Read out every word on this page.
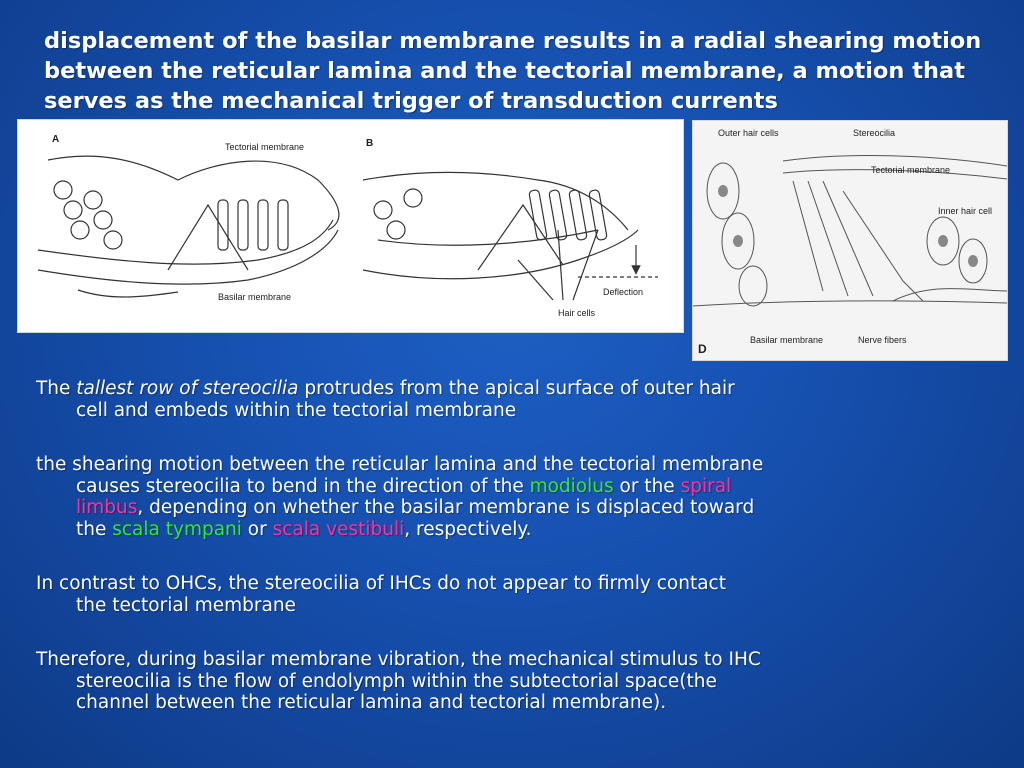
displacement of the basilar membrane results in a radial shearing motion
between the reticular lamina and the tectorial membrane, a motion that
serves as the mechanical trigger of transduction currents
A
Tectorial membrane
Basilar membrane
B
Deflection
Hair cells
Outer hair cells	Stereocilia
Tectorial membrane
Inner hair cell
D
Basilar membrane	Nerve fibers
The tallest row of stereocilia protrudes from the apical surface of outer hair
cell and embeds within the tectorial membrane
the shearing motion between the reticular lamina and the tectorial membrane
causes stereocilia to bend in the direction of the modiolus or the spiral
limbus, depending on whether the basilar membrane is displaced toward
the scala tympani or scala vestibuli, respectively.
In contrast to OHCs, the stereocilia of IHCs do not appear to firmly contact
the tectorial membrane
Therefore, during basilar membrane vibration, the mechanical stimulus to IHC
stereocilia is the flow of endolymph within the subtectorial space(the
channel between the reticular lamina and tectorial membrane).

## [PROBLEM TO WORK ON]
Print every line of the data exactly. Pictures do not belong in the copy.

## [EXERCISE RESULT]
Read out every word on this page.
displacement of the basilar membrane results in a radial shearing motion
between the reticular lamina and the tectorial membrane, a motion that
serves as the mechanical trigger of transduction currents
A
Tectorial membrane
Basilar membrane
B
Deflection
Hair cells
Outer hair cells	Stereocilia
Tectorial membrane
Inner hair cell
D
Basilar membrane	Nerve fibers
The tallest row of stereocilia protrudes from the apical surface of outer hair
cell and embeds within the tectorial membrane
the shearing motion between the reticular lamina and the tectorial membrane
causes stereocilia to bend in the direction of the modiolus or the spiral
limbus, depending on whether the basilar membrane is displaced toward
the scala tympani or scala vestibuli, respectively.
In contrast to OHCs, the stereocilia of IHCs do not appear to firmly contact
the tectorial membrane
Therefore, during basilar membrane vibration, the mechanical stimulus to IHC
stereocilia is the flow of endolymph within the subtectorial space(the
channel between the reticular lamina and tectorial membrane).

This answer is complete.